Each entry must appear again exactly as it does in the source.

Stored data entries
------------------------------------
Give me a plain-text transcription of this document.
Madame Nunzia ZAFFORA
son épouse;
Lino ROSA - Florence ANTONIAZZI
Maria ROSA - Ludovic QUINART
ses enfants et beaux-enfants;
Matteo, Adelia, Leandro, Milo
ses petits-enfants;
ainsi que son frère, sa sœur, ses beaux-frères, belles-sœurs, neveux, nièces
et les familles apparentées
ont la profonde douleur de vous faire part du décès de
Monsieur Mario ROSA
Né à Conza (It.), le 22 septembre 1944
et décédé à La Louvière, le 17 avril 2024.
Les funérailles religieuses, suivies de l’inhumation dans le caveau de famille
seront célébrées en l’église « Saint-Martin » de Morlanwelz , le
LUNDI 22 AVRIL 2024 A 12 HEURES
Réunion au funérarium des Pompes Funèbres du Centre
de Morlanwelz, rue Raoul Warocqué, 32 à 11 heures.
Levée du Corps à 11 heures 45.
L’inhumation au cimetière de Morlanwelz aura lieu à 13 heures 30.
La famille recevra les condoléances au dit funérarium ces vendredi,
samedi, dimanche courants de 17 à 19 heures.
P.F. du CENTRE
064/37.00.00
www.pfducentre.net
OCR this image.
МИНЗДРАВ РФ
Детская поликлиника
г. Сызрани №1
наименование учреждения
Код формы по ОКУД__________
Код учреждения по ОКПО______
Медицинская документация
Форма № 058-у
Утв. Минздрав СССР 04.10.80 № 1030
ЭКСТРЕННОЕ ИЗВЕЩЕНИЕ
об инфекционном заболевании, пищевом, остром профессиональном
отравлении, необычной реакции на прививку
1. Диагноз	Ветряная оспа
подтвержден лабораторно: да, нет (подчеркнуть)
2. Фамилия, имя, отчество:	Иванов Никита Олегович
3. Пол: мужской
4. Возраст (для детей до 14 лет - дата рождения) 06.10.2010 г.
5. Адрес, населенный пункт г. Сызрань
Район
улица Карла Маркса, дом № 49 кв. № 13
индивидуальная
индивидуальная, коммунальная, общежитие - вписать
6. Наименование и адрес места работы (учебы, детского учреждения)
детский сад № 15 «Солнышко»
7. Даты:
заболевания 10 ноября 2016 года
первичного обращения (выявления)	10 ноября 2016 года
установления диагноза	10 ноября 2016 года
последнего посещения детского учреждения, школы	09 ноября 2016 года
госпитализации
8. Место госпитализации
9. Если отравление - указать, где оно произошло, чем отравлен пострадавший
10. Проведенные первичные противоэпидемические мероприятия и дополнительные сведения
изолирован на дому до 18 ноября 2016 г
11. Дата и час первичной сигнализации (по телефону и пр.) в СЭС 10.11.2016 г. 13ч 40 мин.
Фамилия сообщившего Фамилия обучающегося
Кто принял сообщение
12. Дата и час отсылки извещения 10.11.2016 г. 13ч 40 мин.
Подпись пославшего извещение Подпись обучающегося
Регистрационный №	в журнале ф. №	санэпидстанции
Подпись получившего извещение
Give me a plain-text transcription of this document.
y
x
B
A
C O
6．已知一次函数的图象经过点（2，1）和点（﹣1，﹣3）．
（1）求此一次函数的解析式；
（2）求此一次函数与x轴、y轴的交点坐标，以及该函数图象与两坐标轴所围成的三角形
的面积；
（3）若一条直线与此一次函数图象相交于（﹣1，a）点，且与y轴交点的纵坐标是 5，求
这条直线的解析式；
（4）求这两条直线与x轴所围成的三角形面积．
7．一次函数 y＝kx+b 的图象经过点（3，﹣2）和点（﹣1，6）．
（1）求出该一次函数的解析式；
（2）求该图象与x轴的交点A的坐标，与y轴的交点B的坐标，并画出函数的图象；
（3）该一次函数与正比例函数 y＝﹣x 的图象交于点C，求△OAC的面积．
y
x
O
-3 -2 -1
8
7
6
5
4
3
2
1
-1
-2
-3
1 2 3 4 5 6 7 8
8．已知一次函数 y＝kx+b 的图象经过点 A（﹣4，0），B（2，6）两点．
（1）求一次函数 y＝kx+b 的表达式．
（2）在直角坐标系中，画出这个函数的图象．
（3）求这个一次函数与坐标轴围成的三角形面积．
------------------------------------
** ANSWER FOR THE TASK **
Give me a plain-text transcription of this document.
Madame Nunzia ZAFFORA
son épouse;
Lino ROSA - Florence ANTONIAZZI
Maria ROSA - Ludovic QUINART
ses enfants et beaux-enfants;
Matteo, Adelia, Leandro, Milo
ses petits-enfants;
ainsi que son frère, sa sœur, ses beaux-frères, belles-sœurs, neveux, nièces
et les familles apparentées
ont la profonde douleur de vous faire part du décès de
Monsieur Mario ROSA
Né à Conza (It.), le 22 septembre 1944
et décédé à La Louvière, le 17 avril 2024.
Les funérailles religieuses, suivies de l’inhumation dans le caveau de famille
seront célébrées en l’église « Saint-Martin » de Morlanwelz , le
LUNDI 22 AVRIL 2024 A 12 HEURES
Réunion au funérarium des Pompes Funèbres du Centre
de Morlanwelz, rue Raoul Warocqué, 32 à 11 heures.
Levée du Corps à 11 heures 45.
L’inhumation au cimetière de Morlanwelz aura lieu à 13 heures 30.
La famille recevra les condoléances au dit funérarium ces vendredi,
samedi, dimanche courants de 17 à 19 heures.
P.F. du CENTRE
064/37.00.00
www.pfducentre.net
OCR this image.
МИНЗДРАВ РФ
Детская поликлиника
г. Сызрани №1
наименование учреждения
Код формы по ОКУД__________
Код учреждения по ОКПО______
Медицинская документация
Форма № 058-у
Утв. Минздрав СССР 04.10.80 № 1030
ЭКСТРЕННОЕ ИЗВЕЩЕНИЕ
об инфекционном заболевании, пищевом, остром профессиональном
отравлении, необычной реакции на прививку
1. Диагноз	Ветряная оспа
подтвержден лабораторно: да, нет (подчеркнуть)
2. Фамилия, имя, отчество:	Иванов Никита Олегович
3. Пол: мужской
4. Возраст (для детей до 14 лет - дата рождения) 06.10.2010 г.
5. Адрес, населенный пункт г. Сызрань
Район
улица Карла Маркса, дом № 49 кв. № 13
индивидуальная
индивидуальная, коммунальная, общежитие - вписать
6. Наименование и адрес места работы (учебы, детского учреждения)
детский сад № 15 «Солнышко»
7. Даты:
заболевания 10 ноября 2016 года
первичного обращения (выявления)	10 ноября 2016 года
установления диагноза	10 ноября 2016 года
последнего посещения детского учреждения, школы	09 ноября 2016 года
госпитализации
8. Место госпитализации
9. Если отравление - указать, где оно произошло, чем отравлен пострадавший
10. Проведенные первичные противоэпидемические мероприятия и дополнительные сведения
изолирован на дому до 18 ноября 2016 г
11. Дата и час первичной сигнализации (по телефону и пр.) в СЭС 10.11.2016 г. 13ч 40 мин.
Фамилия сообщившего Фамилия обучающегося
Кто принял сообщение
12. Дата и час отсылки извещения 10.11.2016 г. 13ч 40 мин.
Подпись пославшего извещение Подпись обучающегося
Регистрационный №	в журнале ф. №	санэпидстанции
Подпись получившего извещение
Give me a plain-text transcription of this document.
y
x
B
A
C O
6．已知一次函数的图象经过点（2，1）和点（﹣1，﹣3）．
（1）求此一次函数的解析式；
（2）求此一次函数与x轴、y轴的交点坐标，以及该函数图象与两坐标轴所围成的三角形
的面积；
（3）若一条直线与此一次函数图象相交于（﹣1，a）点，且与y轴交点的纵坐标是 5，求
这条直线的解析式；
（4）求这两条直线与x轴所围成的三角形面积．
7．一次函数 y＝kx+b 的图象经过点（3，﹣2）和点（﹣1，6）．
（1）求出该一次函数的解析式；
（2）求该图象与x轴的交点A的坐标，与y轴的交点B的坐标，并画出函数的图象；
（3）该一次函数与正比例函数 y＝﹣x 的图象交于点C，求△OAC的面积．
y
x
O
-3 -2 -1
8
7
6
5
4
3
2
1
-1
-2
-3
1 2 3 4 5 6 7 8
8．已知一次函数 y＝kx+b 的图象经过点 A（﹣4，0），B（2，6）两点．
（1）求一次函数 y＝kx+b 的表达式．
（2）在直角坐标系中，画出这个函数的图象．
（3）求这个一次函数与坐标轴围成的三角形面积．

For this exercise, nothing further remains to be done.